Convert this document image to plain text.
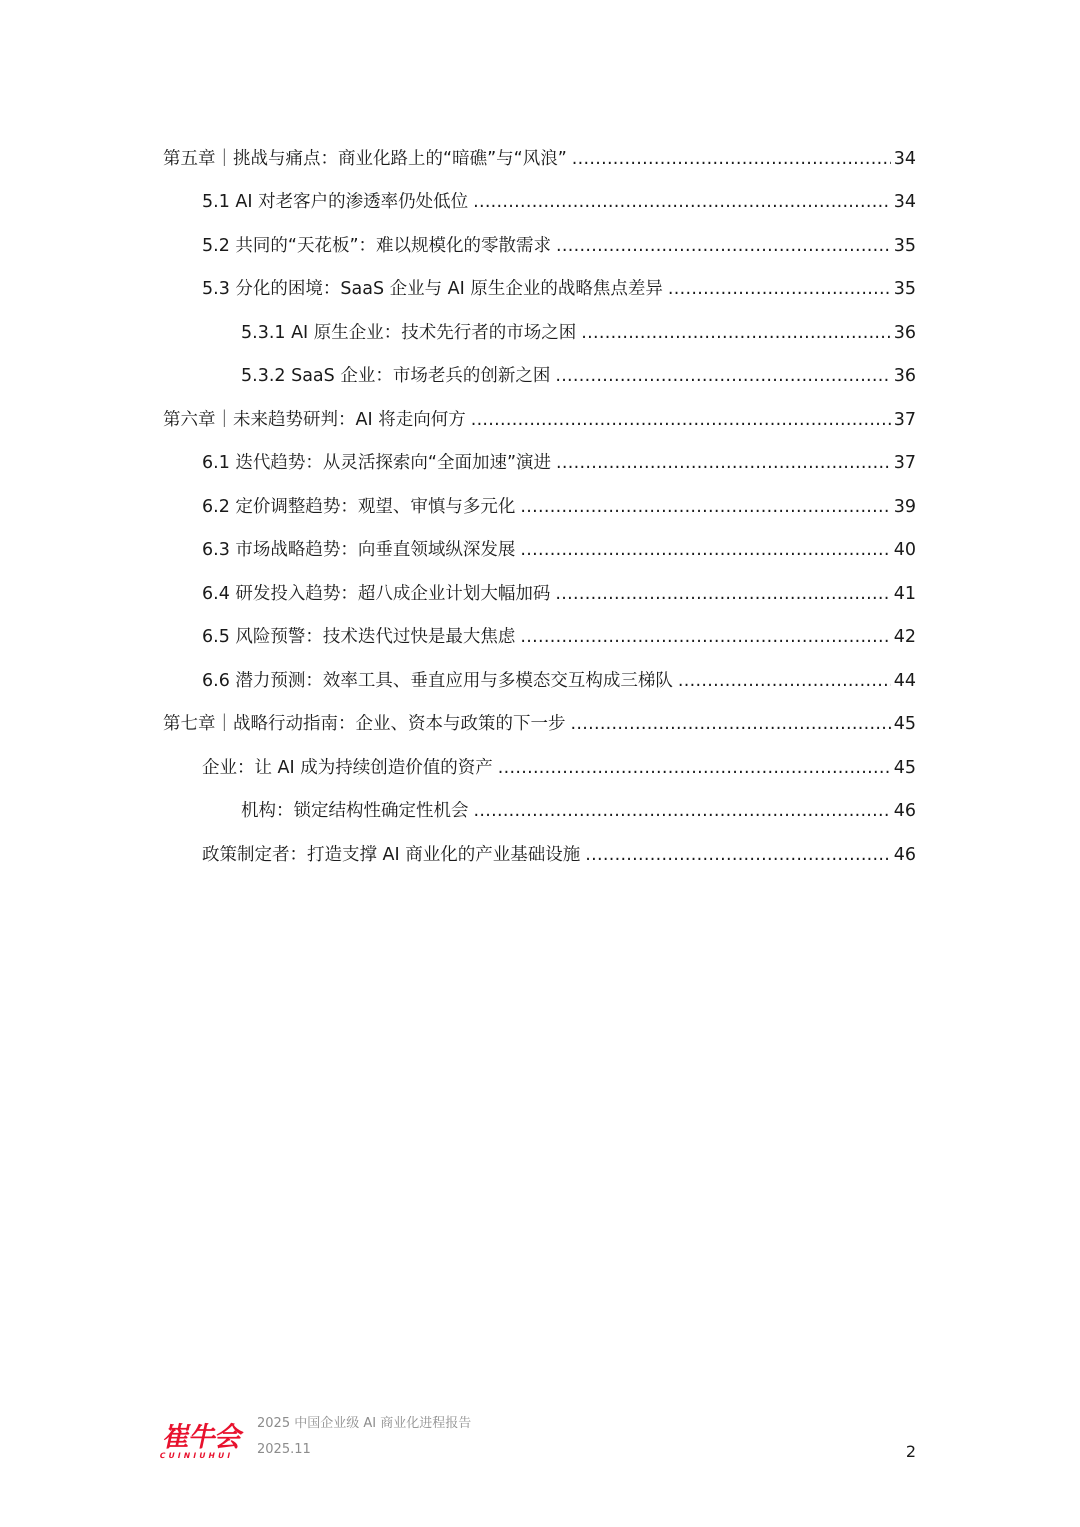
第五章｜挑战与痛点：商业化路上的“暗礁”与“风浪” .....	34
5.1 AI 对老客户的渗透率仍处低位 .....	34
5.2 共同的“天花板”：难以规模化的零散需求 .....	35
5.3 分化的困境：SaaS 企业与 AI 原生企业的战略焦点差异 .....	35
5.3.1 AI 原生企业：技术先行者的市场之困 .....	36
5.3.2 SaaS 企业：市场老兵的创新之困 .....	36
第六章｜未来趋势研判：AI 将走向何方 .....	37
6.1 迭代趋势：从灵活探索向“全面加速”演进 .....	37
6.2 定价调整趋势：观望、审慎与多元化 .....	39
6.3 市场战略趋势：向垂直领域纵深发展 .....	40
6.4 研发投入趋势：超八成企业计划大幅加码 .....	41
6.5 风险预警：技术迭代过快是最大焦虑 .....	42
6.6 潜力预测：效率工具、垂直应用与多模态交互构成三梯队 .....	44
第七章｜战略行动指南：企业、资本与政策的下一步 .....	45
企业：让 AI 成为持续创造价值的资产 .....	45
机构：锁定结构性确定性机会 .....	46
政策制定者：打造支撑 AI 商业化的产业基础设施 .....	46
崔牛会
CUINIUHUI
2025 中国企业级 AI 商业化进程报告
2025.11	2
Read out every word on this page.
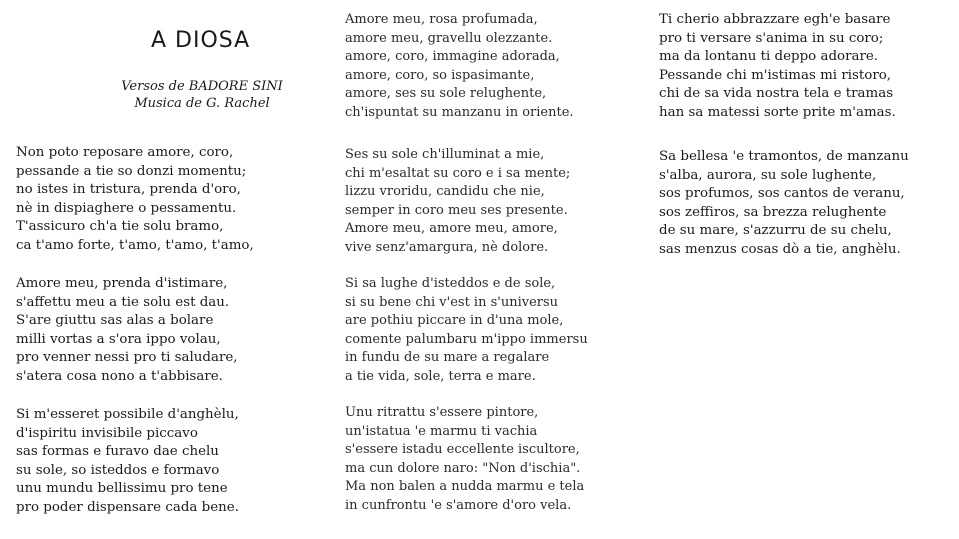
A DIOSA
Versos de BADORE SINI
Musica de G. Rachel
Non poto reposare amore, coro,
pessande a tie so donzi momentu;
no istes in tristura, prenda d'oro,
nè in dispiaghere o pessamentu.
T'assicuro ch'a tie solu bramo,
ca t'amo forte, t'amo, t'amo, t'amo,
Amore meu, prenda d'istimare,
s'affettu meu a tie solu est dau.
S'are giuttu sas alas a bolare
milli vortas a s'ora ippo volau,
pro venner nessi pro ti saludare,
s'atera cosa nono a t'abbisare.
Si m'esseret possibile d'anghèlu,
d'ispiritu invisibile piccavo
sas formas e furavo dae chelu
su sole, so isteddos e formavo
unu mundu bellissimu pro tene
pro poder dispensare cada bene.
Amore meu, rosa profumada,
amore meu, gravellu olezzante.
amore, coro, immagine adorada,
amore, coro, so ispasimante,
amore, ses su sole relughente,
ch'ispuntat su manzanu in oriente.
Ses su sole ch'illuminat a mie,
chi m'esaltat su coro e i sa mente;
lizzu vroridu, candidu che nie,
semper in coro meu ses presente.
Amore meu, amore meu, amore,
vive senz'amargura, nè dolore.
Si sa lughe d'isteddos e de sole,
si su bene chi v'est in s'universu
are pothiu piccare in d'una mole,
comente palumbaru m'ippo immersu
in fundu de su mare a regalare
a tie vida, sole, terra e mare.
Unu ritrattu s'essere pintore,
un'istatua 'e marmu ti vachia
s'essere istadu eccellente iscultore,
ma cun dolore naro: "Non d'ischia".
Ma non balen a nudda marmu e tela
in cunfrontu 'e s'amore d'oro vela.
Ti cherio abbrazzare egh'e basare
pro ti versare s'anima in su coro;
ma da lontanu ti deppo adorare.
Pessande chi m'istimas mi ristoro,
chi de sa vida nostra tela e tramas
han sa matessi sorte prite m'amas.
Sa bellesa 'e tramontos, de manzanu
s'alba, aurora, su sole lughente,
sos profumos, sos cantos de veranu,
sos zeffiros, sa brezza relughente
de su mare, s'azzurru de su chelu,
sas menzus cosas dò a tie, anghèlu.
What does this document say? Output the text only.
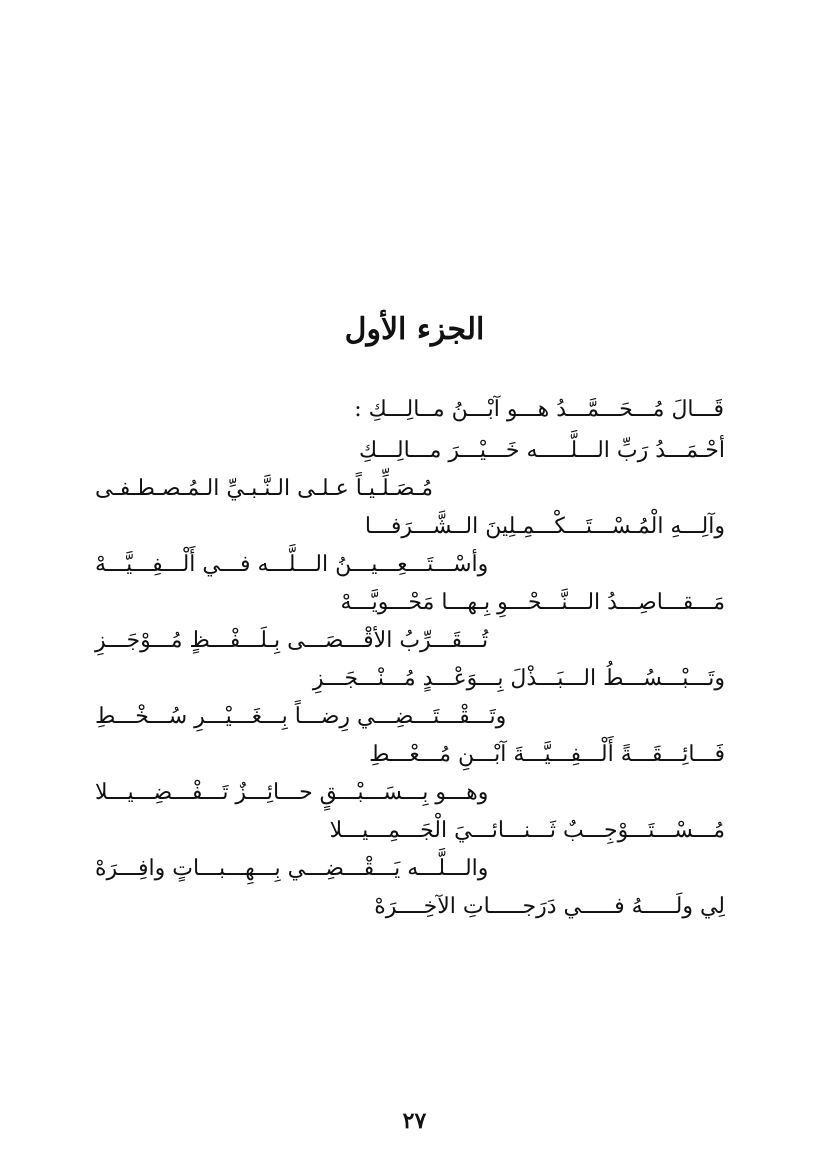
الجزء الأول
قَـــالَ مُـــحَـــمَّـــدُ هـــو آبْـــنُ مــالِـــكِ :
أحْـمَـــدُ رَبِّ الـــلَّـــــه خَـــيْـــرَ مـــالِـــكِ
مُـصَـلِّـيـاً عـلـى الـنَّـبـيِّ الـمُـصـطـفـى
وآلِـــهِ الْمُـسْـــتَـــكْـــمِـلِينَ الــشَّـــرَفـــا
وأسْـــتَـــعِـــيـــنُ الـــلَّـــه فـــي أَلْـــفِـــيَّـــهْ
مَـــقـــاصِـــدُ الـــنَّـــحْـــوِ بِـهـــا مَحْـــويَّـــهْ
تُـــقَـــرِّبُ الأقْـــصَـــى بِـلَـــفْـــظٍ مُـــوْجَـــزِ
وتَـــبْـــسُـــطُ الـــبَـــذْلَ بِـــوَعْـــدٍ مُـــنْـــجَـــزِ
وتَـــقْـــتَـــضِـــي رِضـــاً بِـــغَـــيْـــرِ سُـــخْـــطِ
فَـــائِـــقَـــةً أَلْـــفِـــيَّـــةَ آبْـــنِ مُـــعْـــطِ
وهـــو بِـــسَـــبْـــقٍ حـــائِـــزٌ تَـــفْـــضِـــيـــلا
مُـــسْـــتَـــوْجِـــبٌ ثَـــنـــائـــيَ الْجَـــمِـــيـــلا
والـــلَّـــه يَـــقْـــضِـــي بِـــهِـــبـــاتٍ وافِـــرَهْ
لِي ولَـــــهُ فـــــي دَرَجـــــاتِ الآخِــــرَهْ
٢٧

————————

TASK TO CARRY OUT — Pictures are excluded; repeat every record exactly.

TASK RESPONSE —
Convert this document image to plain text.
第五章｜挑战与痛点：商业化路上的“暗礁”与“风浪” .....	34
5.1 AI 对老客户的渗透率仍处低位 .....	34
5.2 共同的“天花板”：难以规模化的零散需求 .....	35
5.3 分化的困境：SaaS 企业与 AI 原生企业的战略焦点差异 .....	35
5.3.1 AI 原生企业：技术先行者的市场之困 .....	36
5.3.2 SaaS 企业：市场老兵的创新之困 .....	36
第六章｜未来趋势研判：AI 将走向何方 .....	37
6.1 迭代趋势：从灵活探索向“全面加速”演进 .....	37
6.2 定价调整趋势：观望、审慎与多元化 .....	39
6.3 市场战略趋势：向垂直领域纵深发展 .....	40
6.4 研发投入趋势：超八成企业计划大幅加码 .....	41
6.5 风险预警：技术迭代过快是最大焦虑 .....	42
6.6 潜力预测：效率工具、垂直应用与多模态交互构成三梯队 .....	44
第七章｜战略行动指南：企业、资本与政策的下一步 .....	45
企业：让 AI 成为持续创造价值的资产 .....	45
机构：锁定结构性确定性机会 .....	46
政策制定者：打造支撑 AI 商业化的产业基础设施 .....	46
崔牛会
CUINIUHUI
2025 中国企业级 AI 商业化进程报告
2025.11	2
Read out every word on this page.
A DIOSA
Versos de BADORE SINI
Musica de G. Rachel
Non poto reposare amore, coro,
pessande a tie so donzi momentu;
no istes in tristura, prenda d'oro,
nè in dispiaghere o pessamentu.
T'assicuro ch'a tie solu bramo,
ca t'amo forte, t'amo, t'amo, t'amo,
Amore meu, prenda d'istimare,
s'affettu meu a tie solu est dau.
S'are giuttu sas alas a bolare
milli vortas a s'ora ippo volau,
pro venner nessi pro ti saludare,
s'atera cosa nono a t'abbisare.
Si m'esseret possibile d'anghèlu,
d'ispiritu invisibile piccavo
sas formas e furavo dae chelu
su sole, so isteddos e formavo
unu mundu bellissimu pro tene
pro poder dispensare cada bene.
Amore meu, rosa profumada,
amore meu, gravellu olezzante.
amore, coro, immagine adorada,
amore, coro, so ispasimante,
amore, ses su sole relughente,
ch'ispuntat su manzanu in oriente.
Ses su sole ch'illuminat a mie,
chi m'esaltat su coro e i sa mente;
lizzu vroridu, candidu che nie,
semper in coro meu ses presente.
Amore meu, amore meu, amore,
vive senz'amargura, nè dolore.
Si sa lughe d'isteddos e de sole,
si su bene chi v'est in s'universu
are pothiu piccare in d'una mole,
comente palumbaru m'ippo immersu
in fundu de su mare a regalare
a tie vida, sole, terra e mare.
Unu ritrattu s'essere pintore,
un'istatua 'e marmu ti vachia
s'essere istadu eccellente iscultore,
ma cun dolore naro: "Non d'ischia".
Ma non balen a nudda marmu e tela
in cunfrontu 'e s'amore d'oro vela.
Ti cherio abbrazzare egh'e basare
pro ti versare s'anima in su coro;
ma da lontanu ti deppo adorare.
Pessande chi m'istimas mi ristoro,
chi de sa vida nostra tela e tramas
han sa matessi sorte prite m'amas.
Sa bellesa 'e tramontos, de manzanu
s'alba, aurora, su sole lughente,
sos profumos, sos cantos de veranu,
sos zeffiros, sa brezza relughente
de su mare, s'azzurru de su chelu,
sas menzus cosas dò a tie, anghèlu.
What does this document say? Output the text only.
الجزء الأول
قَـــالَ مُـــحَـــمَّـــدُ هـــو آبْـــنُ مــالِـــكِ :
أحْـمَـــدُ رَبِّ الـــلَّـــــه خَـــيْـــرَ مـــالِـــكِ
مُـصَـلِّـيـاً عـلـى الـنَّـبـيِّ الـمُـصـطـفـى
وآلِـــهِ الْمُـسْـــتَـــكْـــمِـلِينَ الــشَّـــرَفـــا
وأسْـــتَـــعِـــيـــنُ الـــلَّـــه فـــي أَلْـــفِـــيَّـــهْ
مَـــقـــاصِـــدُ الـــنَّـــحْـــوِ بِـهـــا مَحْـــويَّـــهْ
تُـــقَـــرِّبُ الأقْـــصَـــى بِـلَـــفْـــظٍ مُـــوْجَـــزِ
وتَـــبْـــسُـــطُ الـــبَـــذْلَ بِـــوَعْـــدٍ مُـــنْـــجَـــزِ
وتَـــقْـــتَـــضِـــي رِضـــاً بِـــغَـــيْـــرِ سُـــخْـــطِ
فَـــائِـــقَـــةً أَلْـــفِـــيَّـــةَ آبْـــنِ مُـــعْـــطِ
وهـــو بِـــسَـــبْـــقٍ حـــائِـــزٌ تَـــفْـــضِـــيـــلا
مُـــسْـــتَـــوْجِـــبٌ ثَـــنـــائـــيَ الْجَـــمِـــيـــلا
والـــلَّـــه يَـــقْـــضِـــي بِـــهِـــبـــاتٍ وافِـــرَهْ
لِي ولَـــــهُ فـــــي دَرَجـــــاتِ الآخِــــرَهْ
٢٧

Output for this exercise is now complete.